Records from a collection of figures
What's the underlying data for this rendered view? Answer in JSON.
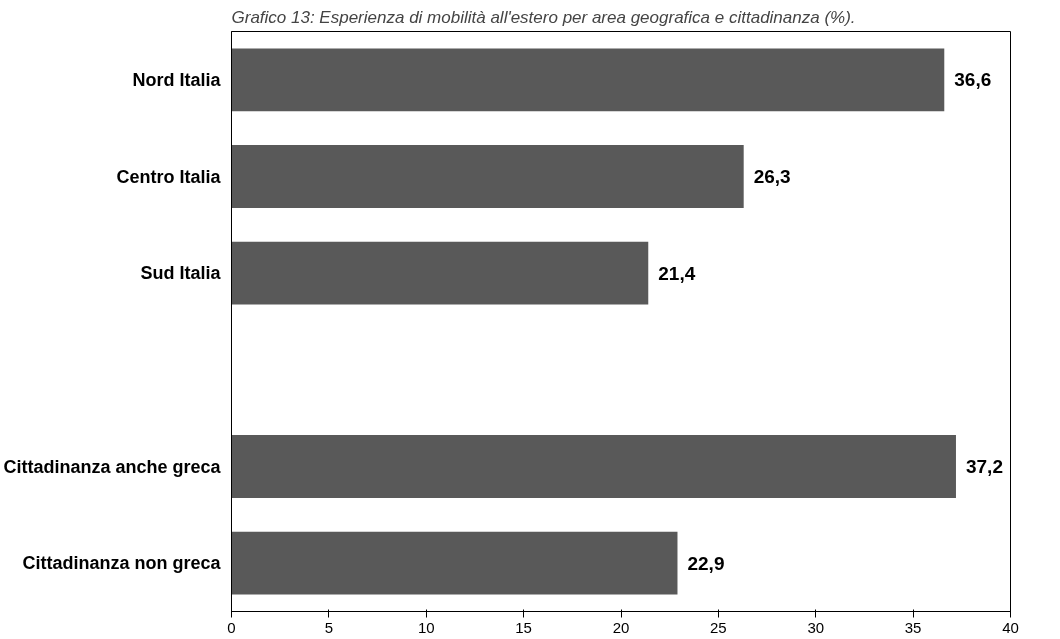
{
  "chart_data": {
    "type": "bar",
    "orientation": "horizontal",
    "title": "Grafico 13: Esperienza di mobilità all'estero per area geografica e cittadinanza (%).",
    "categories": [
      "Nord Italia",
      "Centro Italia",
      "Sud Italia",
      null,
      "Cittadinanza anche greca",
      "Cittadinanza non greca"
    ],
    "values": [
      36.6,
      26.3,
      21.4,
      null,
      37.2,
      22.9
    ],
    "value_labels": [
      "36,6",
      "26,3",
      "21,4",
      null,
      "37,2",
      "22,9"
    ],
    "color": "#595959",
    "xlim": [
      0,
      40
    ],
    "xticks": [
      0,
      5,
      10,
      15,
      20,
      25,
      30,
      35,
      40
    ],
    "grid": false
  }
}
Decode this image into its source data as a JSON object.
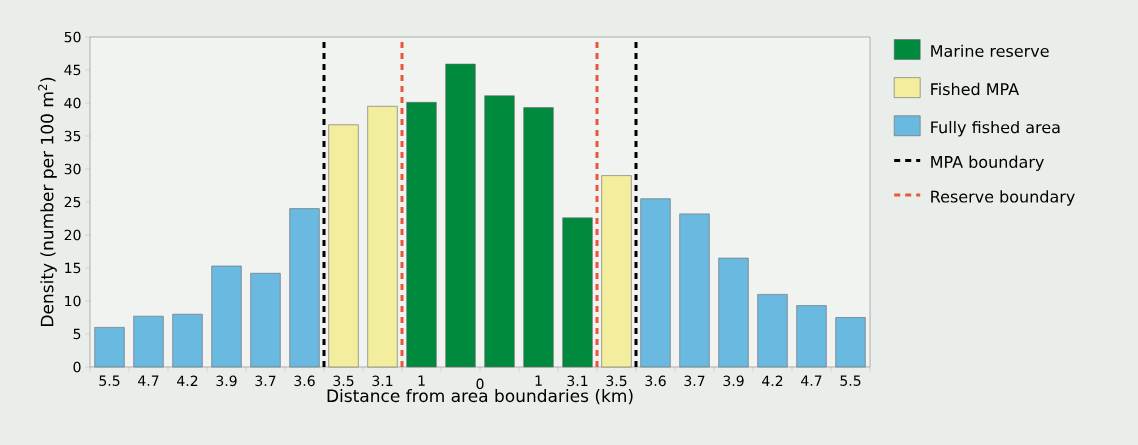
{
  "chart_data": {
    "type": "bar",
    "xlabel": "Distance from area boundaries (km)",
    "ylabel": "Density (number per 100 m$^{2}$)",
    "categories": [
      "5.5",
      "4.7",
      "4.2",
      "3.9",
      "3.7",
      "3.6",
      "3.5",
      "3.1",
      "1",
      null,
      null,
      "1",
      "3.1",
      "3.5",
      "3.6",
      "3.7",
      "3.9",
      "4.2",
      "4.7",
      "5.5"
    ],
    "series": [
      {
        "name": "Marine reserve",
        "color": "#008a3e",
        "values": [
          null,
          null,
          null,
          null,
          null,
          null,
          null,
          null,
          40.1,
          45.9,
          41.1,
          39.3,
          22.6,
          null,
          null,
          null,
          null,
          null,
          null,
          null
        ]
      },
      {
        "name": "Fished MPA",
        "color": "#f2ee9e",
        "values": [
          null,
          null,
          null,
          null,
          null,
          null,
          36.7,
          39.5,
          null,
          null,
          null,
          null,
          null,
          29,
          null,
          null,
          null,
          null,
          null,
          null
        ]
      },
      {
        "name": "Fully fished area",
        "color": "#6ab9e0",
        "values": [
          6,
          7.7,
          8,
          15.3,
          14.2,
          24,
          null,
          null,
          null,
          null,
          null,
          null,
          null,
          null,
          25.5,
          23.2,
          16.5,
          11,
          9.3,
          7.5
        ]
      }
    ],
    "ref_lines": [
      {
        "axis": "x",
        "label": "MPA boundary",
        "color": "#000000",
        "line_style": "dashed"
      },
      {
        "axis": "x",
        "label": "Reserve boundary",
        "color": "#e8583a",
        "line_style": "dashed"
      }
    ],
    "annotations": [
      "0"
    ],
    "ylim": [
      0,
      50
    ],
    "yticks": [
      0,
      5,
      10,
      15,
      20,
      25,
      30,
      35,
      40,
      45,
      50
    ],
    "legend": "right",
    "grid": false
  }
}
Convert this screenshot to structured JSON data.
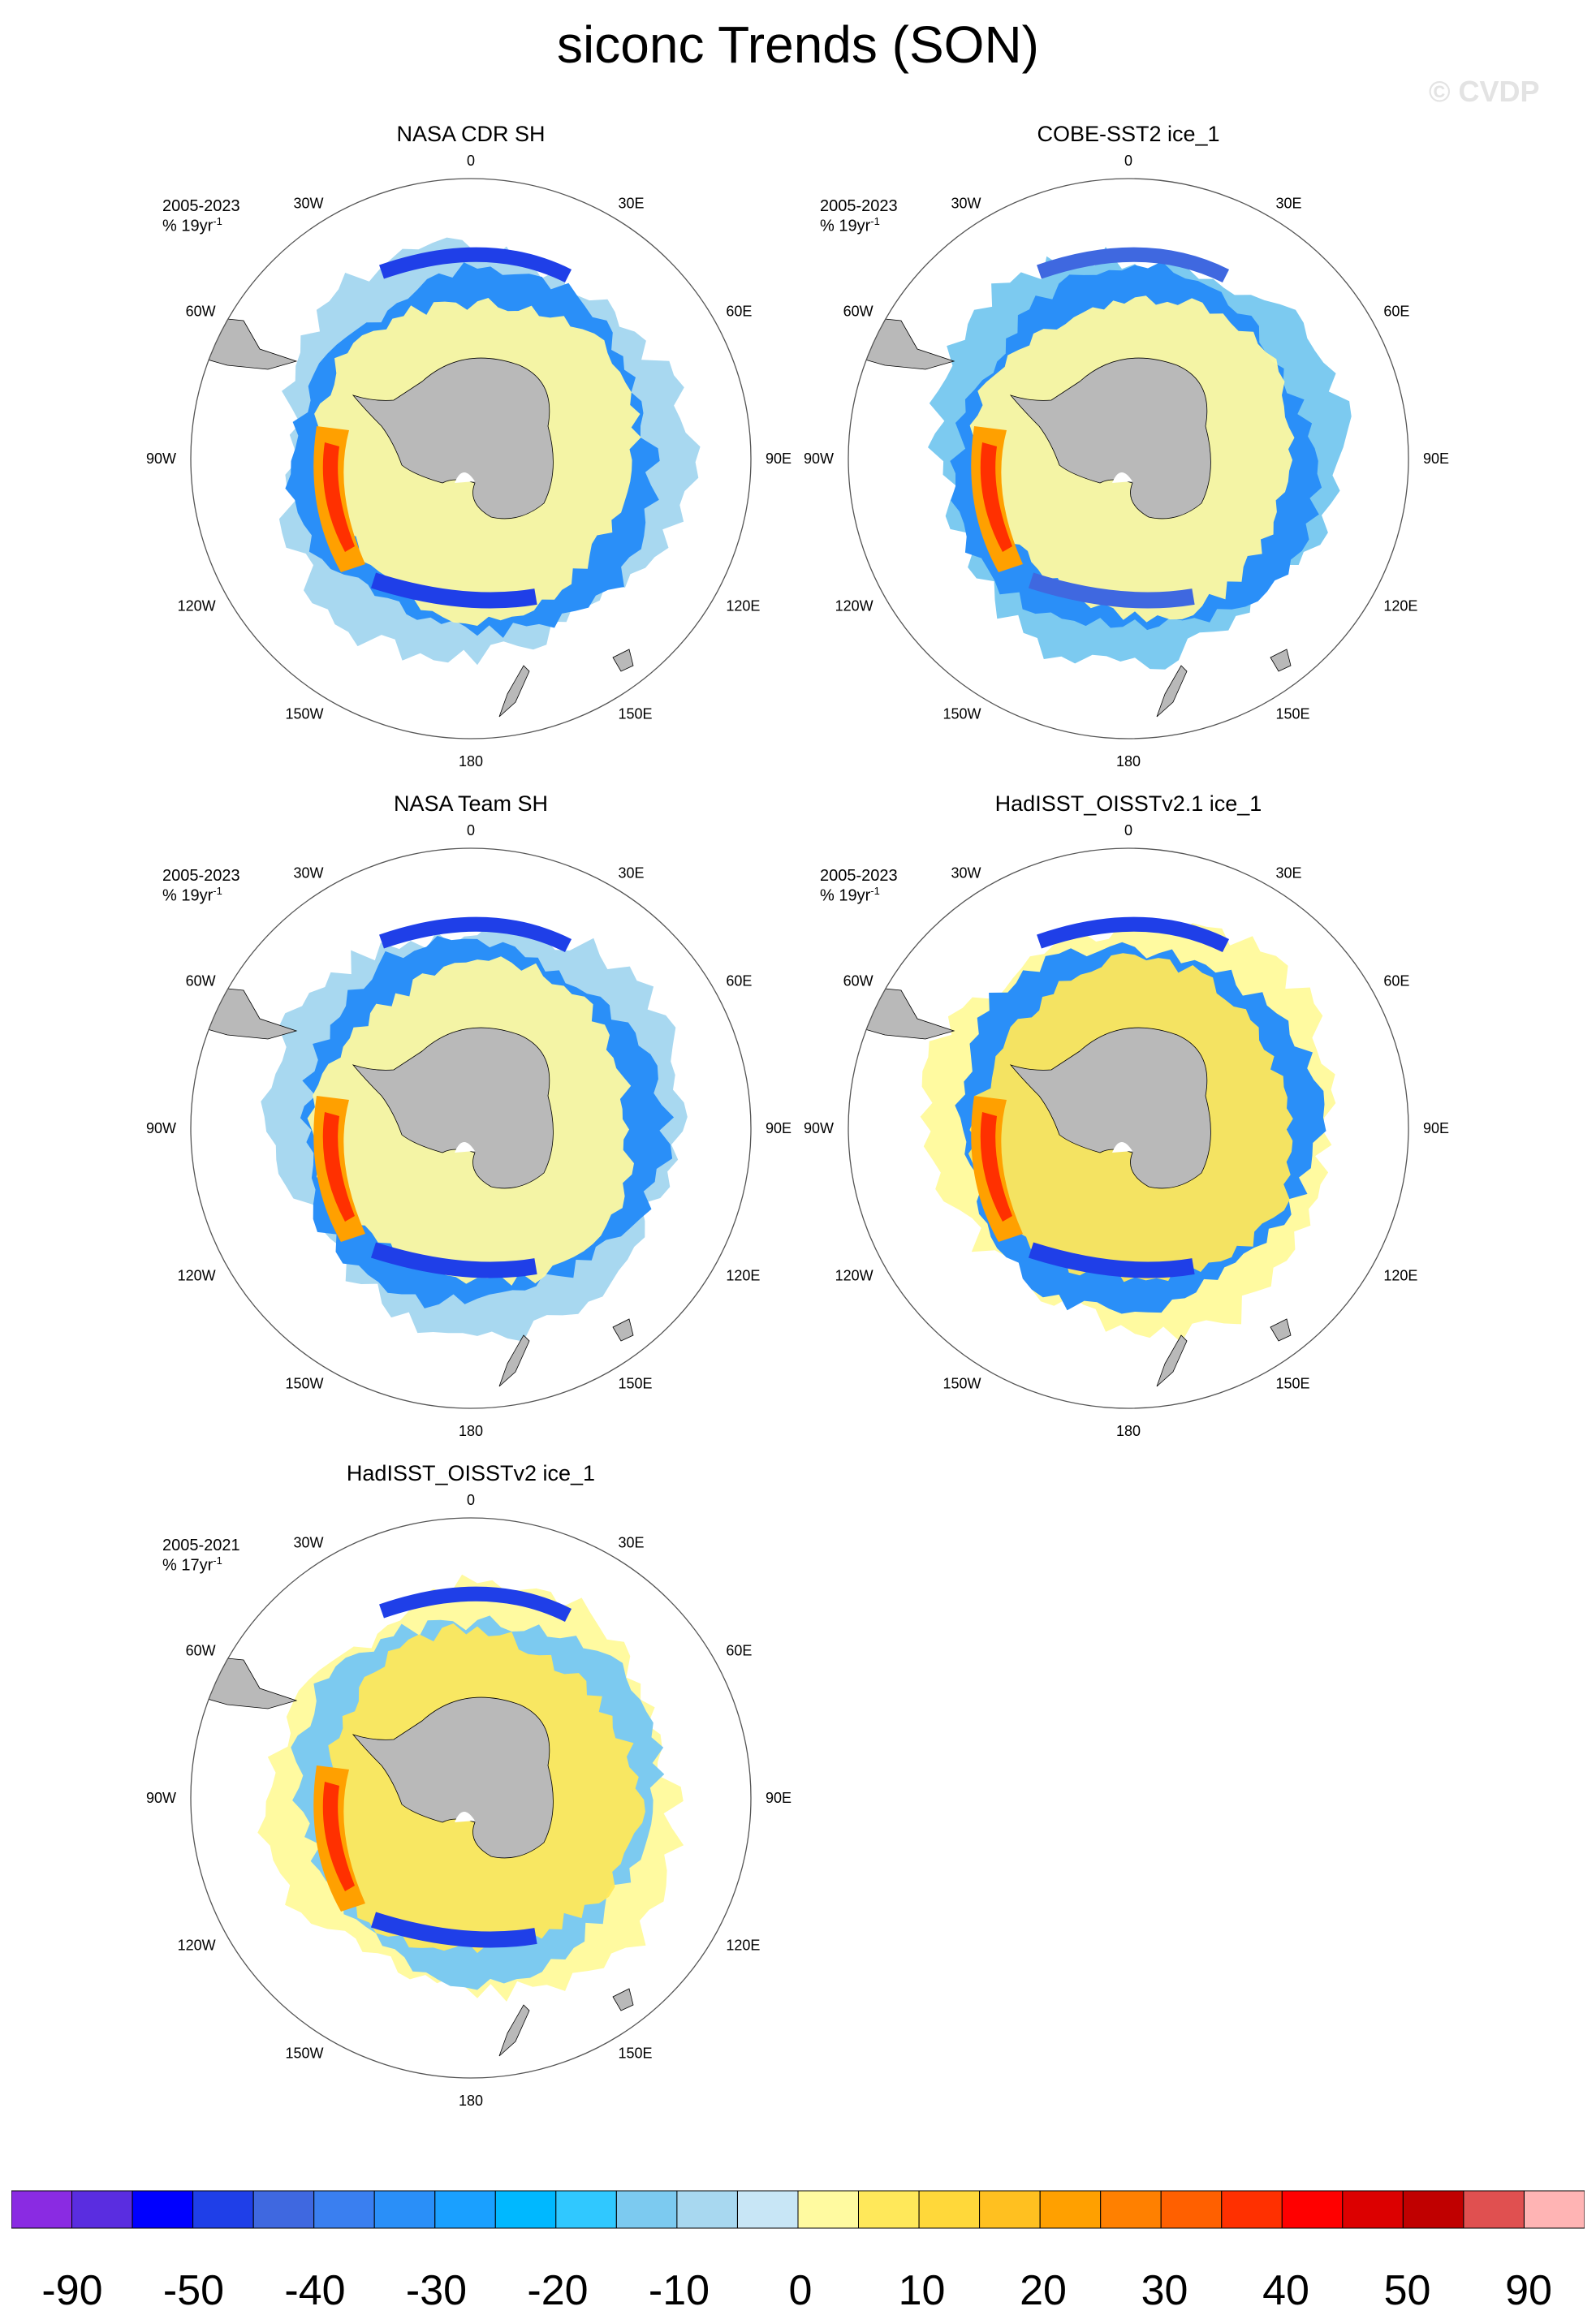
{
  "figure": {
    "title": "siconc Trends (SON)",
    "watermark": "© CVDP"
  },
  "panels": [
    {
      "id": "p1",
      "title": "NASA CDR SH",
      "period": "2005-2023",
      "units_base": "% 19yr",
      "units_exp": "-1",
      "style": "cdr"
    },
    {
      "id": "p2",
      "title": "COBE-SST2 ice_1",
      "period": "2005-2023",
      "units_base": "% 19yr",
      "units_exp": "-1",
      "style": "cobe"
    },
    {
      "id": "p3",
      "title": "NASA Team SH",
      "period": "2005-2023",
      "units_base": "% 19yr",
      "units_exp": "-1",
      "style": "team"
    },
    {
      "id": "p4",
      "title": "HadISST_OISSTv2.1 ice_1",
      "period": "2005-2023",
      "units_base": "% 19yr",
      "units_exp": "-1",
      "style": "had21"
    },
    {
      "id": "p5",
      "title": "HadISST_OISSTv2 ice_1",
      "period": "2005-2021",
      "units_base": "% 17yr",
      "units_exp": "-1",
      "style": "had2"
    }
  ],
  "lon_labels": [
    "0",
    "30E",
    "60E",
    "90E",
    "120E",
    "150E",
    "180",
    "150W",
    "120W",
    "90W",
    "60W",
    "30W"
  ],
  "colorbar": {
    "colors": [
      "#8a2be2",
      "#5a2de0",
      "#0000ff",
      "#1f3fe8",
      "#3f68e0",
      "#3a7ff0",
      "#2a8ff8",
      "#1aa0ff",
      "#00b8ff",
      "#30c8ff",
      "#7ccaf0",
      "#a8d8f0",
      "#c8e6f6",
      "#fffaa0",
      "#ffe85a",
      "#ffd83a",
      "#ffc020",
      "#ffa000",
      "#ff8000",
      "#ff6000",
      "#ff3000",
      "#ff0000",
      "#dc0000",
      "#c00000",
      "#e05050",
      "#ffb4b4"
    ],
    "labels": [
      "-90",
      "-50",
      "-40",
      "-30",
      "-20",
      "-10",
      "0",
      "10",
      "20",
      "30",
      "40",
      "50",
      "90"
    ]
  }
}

[Work to do] Copy out each line word for word, please, skipping the images.

[Complete response]
What's the underlying data for this rendered view? Answer in JSON.
{
  "chart_data": {
    "type": "bar",
    "orientation": "horizontal",
    "title": "Grafico 13: Esperienza di mobilità all'estero per area geografica e cittadinanza (%).",
    "categories": [
      "Nord Italia",
      "Centro Italia",
      "Sud Italia",
      null,
      "Cittadinanza anche greca",
      "Cittadinanza non greca"
    ],
    "values": [
      36.6,
      26.3,
      21.4,
      null,
      37.2,
      22.9
    ],
    "value_labels": [
      "36,6",
      "26,3",
      "21,4",
      null,
      "37,2",
      "22,9"
    ],
    "color": "#595959",
    "xlim": [
      0,
      40
    ],
    "xticks": [
      0,
      5,
      10,
      15,
      20,
      25,
      30,
      35,
      40
    ],
    "grid": false
  }
}
Decode this image into its source data as a JSON object.
{
  "chart_data": {
    "type": "bar",
    "xlabel": "Distance from area boundaries (km)",
    "ylabel": "Density (number per 100 m$^{2}$)",
    "categories": [
      "5.5",
      "4.7",
      "4.2",
      "3.9",
      "3.7",
      "3.6",
      "3.5",
      "3.1",
      "1",
      null,
      null,
      "1",
      "3.1",
      "3.5",
      "3.6",
      "3.7",
      "3.9",
      "4.2",
      "4.7",
      "5.5"
    ],
    "series": [
      {
        "name": "Marine reserve",
        "color": "#008a3e",
        "values": [
          null,
          null,
          null,
          null,
          null,
          null,
          null,
          null,
          40.1,
          45.9,
          41.1,
          39.3,
          22.6,
          null,
          null,
          null,
          null,
          null,
          null,
          null
        ]
      },
      {
        "name": "Fished MPA",
        "color": "#f2ee9e",
        "values": [
          null,
          null,
          null,
          null,
          null,
          null,
          36.7,
          39.5,
          null,
          null,
          null,
          null,
          null,
          29,
          null,
          null,
          null,
          null,
          null,
          null
        ]
      },
      {
        "name": "Fully fished area",
        "color": "#6ab9e0",
        "values": [
          6,
          7.7,
          8,
          15.3,
          14.2,
          24,
          null,
          null,
          null,
          null,
          null,
          null,
          null,
          null,
          25.5,
          23.2,
          16.5,
          11,
          9.3,
          7.5
        ]
      }
    ],
    "ref_lines": [
      {
        "axis": "x",
        "label": "MPA boundary",
        "color": "#000000",
        "line_style": "dashed"
      },
      {
        "axis": "x",
        "label": "Reserve boundary",
        "color": "#e8583a",
        "line_style": "dashed"
      }
    ],
    "annotations": [
      "0"
    ],
    "ylim": [
      0,
      50
    ],
    "yticks": [
      0,
      5,
      10,
      15,
      20,
      25,
      30,
      35,
      40,
      45,
      50
    ],
    "legend": "right",
    "grid": false
  }
}
Convert this screenshot to structured JSON data.
{
  "figure": {
    "title": "siconc Trends (SON)",
    "watermark": "© CVDP"
  },
  "panels": [
    {
      "id": "p1",
      "title": "NASA CDR SH",
      "period": "2005-2023",
      "units_base": "% 19yr",
      "units_exp": "-1",
      "style": "cdr"
    },
    {
      "id": "p2",
      "title": "COBE-SST2 ice_1",
      "period": "2005-2023",
      "units_base": "% 19yr",
      "units_exp": "-1",
      "style": "cobe"
    },
    {
      "id": "p3",
      "title": "NASA Team SH",
      "period": "2005-2023",
      "units_base": "% 19yr",
      "units_exp": "-1",
      "style": "team"
    },
    {
      "id": "p4",
      "title": "HadISST_OISSTv2.1 ice_1",
      "period": "2005-2023",
      "units_base": "% 19yr",
      "units_exp": "-1",
      "style": "had21"
    },
    {
      "id": "p5",
      "title": "HadISST_OISSTv2 ice_1",
      "period": "2005-2021",
      "units_base": "% 17yr",
      "units_exp": "-1",
      "style": "had2"
    }
  ],
  "lon_labels": [
    "0",
    "30E",
    "60E",
    "90E",
    "120E",
    "150E",
    "180",
    "150W",
    "120W",
    "90W",
    "60W",
    "30W"
  ],
  "colorbar": {
    "colors": [
      "#8a2be2",
      "#5a2de0",
      "#0000ff",
      "#1f3fe8",
      "#3f68e0",
      "#3a7ff0",
      "#2a8ff8",
      "#1aa0ff",
      "#00b8ff",
      "#30c8ff",
      "#7ccaf0",
      "#a8d8f0",
      "#c8e6f6",
      "#fffaa0",
      "#ffe85a",
      "#ffd83a",
      "#ffc020",
      "#ffa000",
      "#ff8000",
      "#ff6000",
      "#ff3000",
      "#ff0000",
      "#dc0000",
      "#c00000",
      "#e05050",
      "#ffb4b4"
    ],
    "labels": [
      "-90",
      "-50",
      "-40",
      "-30",
      "-20",
      "-10",
      "0",
      "10",
      "20",
      "30",
      "40",
      "50",
      "90"
    ]
  }
}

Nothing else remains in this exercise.